[Chart and figure data]
** begin **

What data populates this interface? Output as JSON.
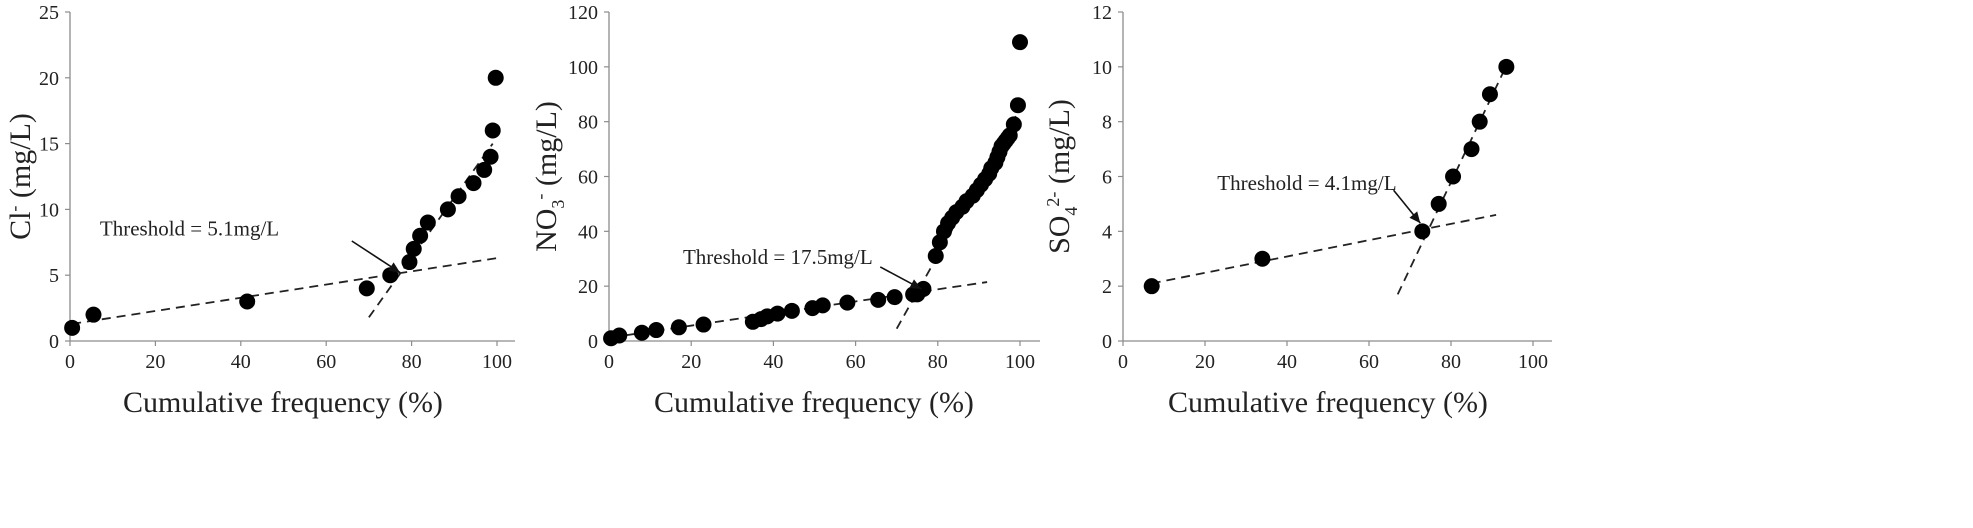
{
  "chart_data": [
    {
      "id": "cl",
      "type": "scatter",
      "ylabel_main": "Cl",
      "ylabel_sup": "-",
      "ylabel_unit": " (mg/L)",
      "xlabel": "Cumulative frequency (%)",
      "xlim": [
        0,
        100
      ],
      "ylim": [
        0,
        25
      ],
      "xticks": [
        0,
        20,
        40,
        60,
        80,
        100
      ],
      "yticks": [
        0,
        5,
        10,
        15,
        20,
        25
      ],
      "points": [
        [
          0.5,
          1
        ],
        [
          5.5,
          2
        ],
        [
          41.5,
          3
        ],
        [
          69.5,
          4
        ],
        [
          75,
          5
        ],
        [
          79.5,
          6
        ],
        [
          80.5,
          7
        ],
        [
          82,
          8
        ],
        [
          83.8,
          9
        ],
        [
          88.5,
          10
        ],
        [
          91,
          11
        ],
        [
          94.5,
          12
        ],
        [
          97,
          13
        ],
        [
          98.5,
          14
        ],
        [
          99,
          16
        ],
        [
          99.7,
          20
        ]
      ],
      "trend_lines": [
        [
          [
            0.5,
            1.3
          ],
          [
            100,
            6.3
          ]
        ],
        [
          [
            70,
            1.8
          ],
          [
            99,
            15
          ]
        ]
      ],
      "annotation": {
        "text": "Threshold = 5.1mg/L",
        "text_x": 7,
        "text_y": 8,
        "arrow_from": [
          66,
          7.6
        ],
        "arrow_to": [
          77.3,
          5.2
        ]
      }
    },
    {
      "id": "no3",
      "type": "scatter",
      "ylabel_main": "NO",
      "ylabel_sub": "3",
      "ylabel_sup": "-",
      "ylabel_unit": " (mg/L)",
      "xlabel": "Cumulative frequency (%)",
      "xlim": [
        0,
        100
      ],
      "ylim": [
        0,
        120
      ],
      "xticks": [
        0,
        20,
        40,
        60,
        80,
        100
      ],
      "yticks": [
        0,
        20,
        40,
        60,
        80,
        100,
        120
      ],
      "points": [
        [
          0.5,
          1
        ],
        [
          2.5,
          2
        ],
        [
          8,
          3
        ],
        [
          11.5,
          4
        ],
        [
          17,
          5
        ],
        [
          23,
          6
        ],
        [
          35,
          7
        ],
        [
          37,
          8
        ],
        [
          38.5,
          9
        ],
        [
          41,
          10
        ],
        [
          44.5,
          11
        ],
        [
          49.5,
          12
        ],
        [
          52,
          13
        ],
        [
          58,
          14
        ],
        [
          65.5,
          15
        ],
        [
          69.5,
          16
        ],
        [
          74,
          17
        ],
        [
          75,
          17
        ],
        [
          76.5,
          19
        ],
        [
          79.5,
          31
        ],
        [
          80.5,
          36
        ],
        [
          81.5,
          40
        ],
        [
          82.5,
          43
        ],
        [
          83.5,
          45
        ],
        [
          84.5,
          47
        ],
        [
          86,
          49
        ],
        [
          87,
          51
        ],
        [
          88.5,
          53
        ],
        [
          89.5,
          55
        ],
        [
          90.5,
          57
        ],
        [
          91.5,
          59
        ],
        [
          92.5,
          61
        ],
        [
          93,
          63
        ],
        [
          94,
          65
        ],
        [
          94.5,
          67
        ],
        [
          95,
          69
        ],
        [
          95.5,
          71
        ],
        [
          96,
          72
        ],
        [
          96.5,
          73
        ],
        [
          97,
          74
        ],
        [
          97.5,
          75
        ],
        [
          98.5,
          79
        ],
        [
          99.5,
          86
        ],
        [
          100,
          109
        ]
      ],
      "trend_lines": [
        [
          [
            0.5,
            1.3
          ],
          [
            92,
            21.5
          ]
        ],
        [
          [
            70,
            4.5
          ],
          [
            99,
            82
          ]
        ]
      ],
      "annotation": {
        "text": "Threshold = 17.5mg/L",
        "text_x": 18,
        "text_y": 28,
        "arrow_from": [
          66,
          27
        ],
        "arrow_to": [
          76,
          19
        ]
      }
    },
    {
      "id": "so4",
      "type": "scatter",
      "ylabel_main": "SO",
      "ylabel_sub": "4",
      "ylabel_sup": "2-",
      "ylabel_unit": " (mg/L)",
      "xlabel": "Cumulative frequency (%)",
      "xlim": [
        0,
        100
      ],
      "ylim": [
        0,
        12
      ],
      "xticks": [
        0,
        20,
        40,
        60,
        80,
        100
      ],
      "yticks": [
        0,
        2,
        4,
        6,
        8,
        10,
        12
      ],
      "points": [
        [
          7,
          2
        ],
        [
          34,
          3
        ],
        [
          73,
          4
        ],
        [
          77,
          5
        ],
        [
          80.5,
          6
        ],
        [
          85,
          7
        ],
        [
          87,
          8
        ],
        [
          89.5,
          9
        ],
        [
          93.5,
          10
        ]
      ],
      "trend_lines": [
        [
          [
            7,
            2.1
          ],
          [
            91,
            4.6
          ]
        ],
        [
          [
            67,
            1.7
          ],
          [
            94,
            10.2
          ]
        ]
      ],
      "annotation": {
        "text": "Threshold = 4.1mg/L",
        "text_x": 23,
        "text_y": 5.5,
        "arrow_from": [
          66,
          5.5
        ],
        "arrow_to": [
          72.5,
          4.3
        ]
      }
    }
  ]
}
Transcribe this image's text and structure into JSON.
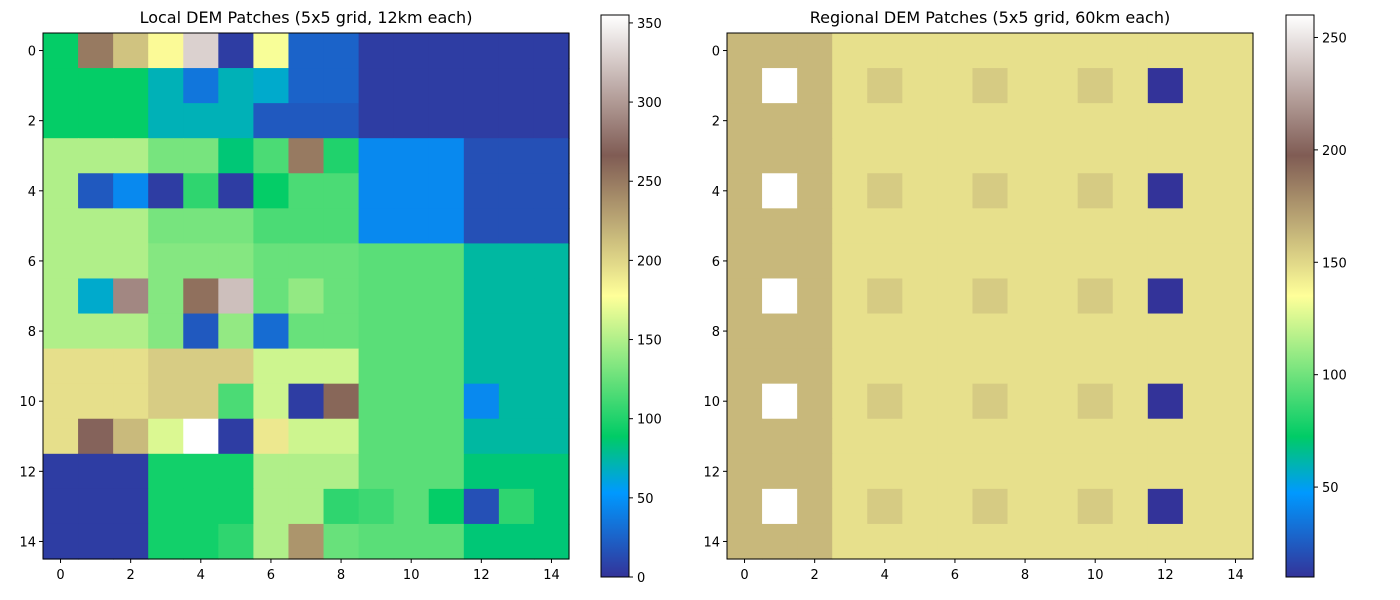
{
  "chart_data": [
    {
      "type": "heatmap",
      "title": "Local DEM Patches (5x5 grid, 12km each)",
      "colormap": "terrain",
      "vmin": 0,
      "vmax": 355,
      "x_ticks": [
        0,
        2,
        4,
        6,
        8,
        10,
        12,
        14
      ],
      "y_ticks": [
        0,
        2,
        4,
        6,
        8,
        10,
        12,
        14
      ],
      "colorbar_ticks": [
        0,
        50,
        100,
        150,
        200,
        250,
        300,
        350
      ],
      "grid": false,
      "values": [
        [
          90,
          250,
          210,
          180,
          330,
          5,
          175,
          25,
          25,
          5,
          5,
          5,
          5,
          5,
          5
        ],
        [
          90,
          90,
          90,
          70,
          35,
          70,
          65,
          25,
          25,
          5,
          5,
          5,
          5,
          5,
          5
        ],
        [
          90,
          90,
          90,
          70,
          70,
          70,
          20,
          20,
          20,
          5,
          5,
          5,
          5,
          5,
          5
        ],
        [
          150,
          150,
          150,
          130,
          130,
          85,
          115,
          250,
          100,
          45,
          45,
          45,
          15,
          15,
          15
        ],
        [
          150,
          20,
          45,
          5,
          105,
          5,
          90,
          115,
          115,
          45,
          45,
          45,
          15,
          15,
          15
        ],
        [
          150,
          150,
          150,
          130,
          130,
          130,
          115,
          115,
          115,
          45,
          45,
          45,
          15,
          15,
          15
        ],
        [
          150,
          150,
          150,
          135,
          135,
          135,
          125,
          125,
          125,
          120,
          120,
          120,
          75,
          75,
          75
        ],
        [
          150,
          65,
          290,
          135,
          255,
          320,
          125,
          140,
          125,
          120,
          120,
          120,
          75,
          75,
          75
        ],
        [
          150,
          150,
          150,
          135,
          20,
          140,
          30,
          125,
          125,
          120,
          120,
          120,
          75,
          75,
          75
        ],
        [
          195,
          195,
          195,
          205,
          205,
          205,
          160,
          160,
          160,
          120,
          120,
          120,
          75,
          75,
          75
        ],
        [
          195,
          195,
          195,
          205,
          205,
          115,
          160,
          5,
          260,
          120,
          120,
          120,
          45,
          75,
          75
        ],
        [
          195,
          270,
          215,
          165,
          355,
          5,
          190,
          160,
          160,
          120,
          120,
          120,
          75,
          75,
          75
        ],
        [
          5,
          5,
          5,
          95,
          95,
          95,
          150,
          150,
          150,
          120,
          120,
          120,
          85,
          85,
          85
        ],
        [
          5,
          5,
          5,
          95,
          95,
          95,
          150,
          150,
          105,
          110,
          120,
          90,
          15,
          105,
          85
        ],
        [
          5,
          5,
          5,
          95,
          95,
          105,
          150,
          235,
          125,
          120,
          120,
          120,
          85,
          85,
          85
        ]
      ]
    },
    {
      "type": "heatmap",
      "title": "Regional DEM Patches (5x5 grid, 60km each)",
      "colormap": "terrain",
      "vmin": 10,
      "vmax": 260,
      "x_ticks": [
        0,
        2,
        4,
        6,
        8,
        10,
        12,
        14
      ],
      "y_ticks": [
        0,
        2,
        4,
        6,
        8,
        10,
        12,
        14
      ],
      "colorbar_ticks": [
        50,
        100,
        150,
        200,
        250
      ],
      "grid": false,
      "values": [
        [
          162,
          162,
          162,
          147,
          147,
          147,
          147,
          147,
          147,
          147,
          147,
          147,
          147,
          147,
          147
        ],
        [
          162,
          260,
          162,
          147,
          155,
          147,
          147,
          155,
          147,
          147,
          155,
          147,
          10,
          147,
          147
        ],
        [
          162,
          162,
          162,
          147,
          147,
          147,
          147,
          147,
          147,
          147,
          147,
          147,
          147,
          147,
          147
        ],
        [
          162,
          162,
          162,
          147,
          147,
          147,
          147,
          147,
          147,
          147,
          147,
          147,
          147,
          147,
          147
        ],
        [
          162,
          260,
          162,
          147,
          155,
          147,
          147,
          155,
          147,
          147,
          155,
          147,
          10,
          147,
          147
        ],
        [
          162,
          162,
          162,
          147,
          147,
          147,
          147,
          147,
          147,
          147,
          147,
          147,
          147,
          147,
          147
        ],
        [
          162,
          162,
          162,
          147,
          147,
          147,
          147,
          147,
          147,
          147,
          147,
          147,
          147,
          147,
          147
        ],
        [
          162,
          260,
          162,
          147,
          155,
          147,
          147,
          155,
          147,
          147,
          155,
          147,
          10,
          147,
          147
        ],
        [
          162,
          162,
          162,
          147,
          147,
          147,
          147,
          147,
          147,
          147,
          147,
          147,
          147,
          147,
          147
        ],
        [
          162,
          162,
          162,
          147,
          147,
          147,
          147,
          147,
          147,
          147,
          147,
          147,
          147,
          147,
          147
        ],
        [
          162,
          260,
          162,
          147,
          155,
          147,
          147,
          155,
          147,
          147,
          155,
          147,
          10,
          147,
          147
        ],
        [
          162,
          162,
          162,
          147,
          147,
          147,
          147,
          147,
          147,
          147,
          147,
          147,
          147,
          147,
          147
        ],
        [
          162,
          162,
          162,
          147,
          147,
          147,
          147,
          147,
          147,
          147,
          147,
          147,
          147,
          147,
          147
        ],
        [
          162,
          260,
          162,
          147,
          155,
          147,
          147,
          155,
          147,
          147,
          155,
          147,
          10,
          147,
          147
        ],
        [
          162,
          162,
          162,
          147,
          147,
          147,
          147,
          147,
          147,
          147,
          147,
          147,
          147,
          147,
          147
        ]
      ]
    }
  ]
}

** end **

## What you should do
Extract lines where the string "each" occurs.

## Task output
      "title": "Local DEM Patches (5x5 grid, 12km each)",
      "title": "Regional DEM Patches (5x5 grid, 60km each)",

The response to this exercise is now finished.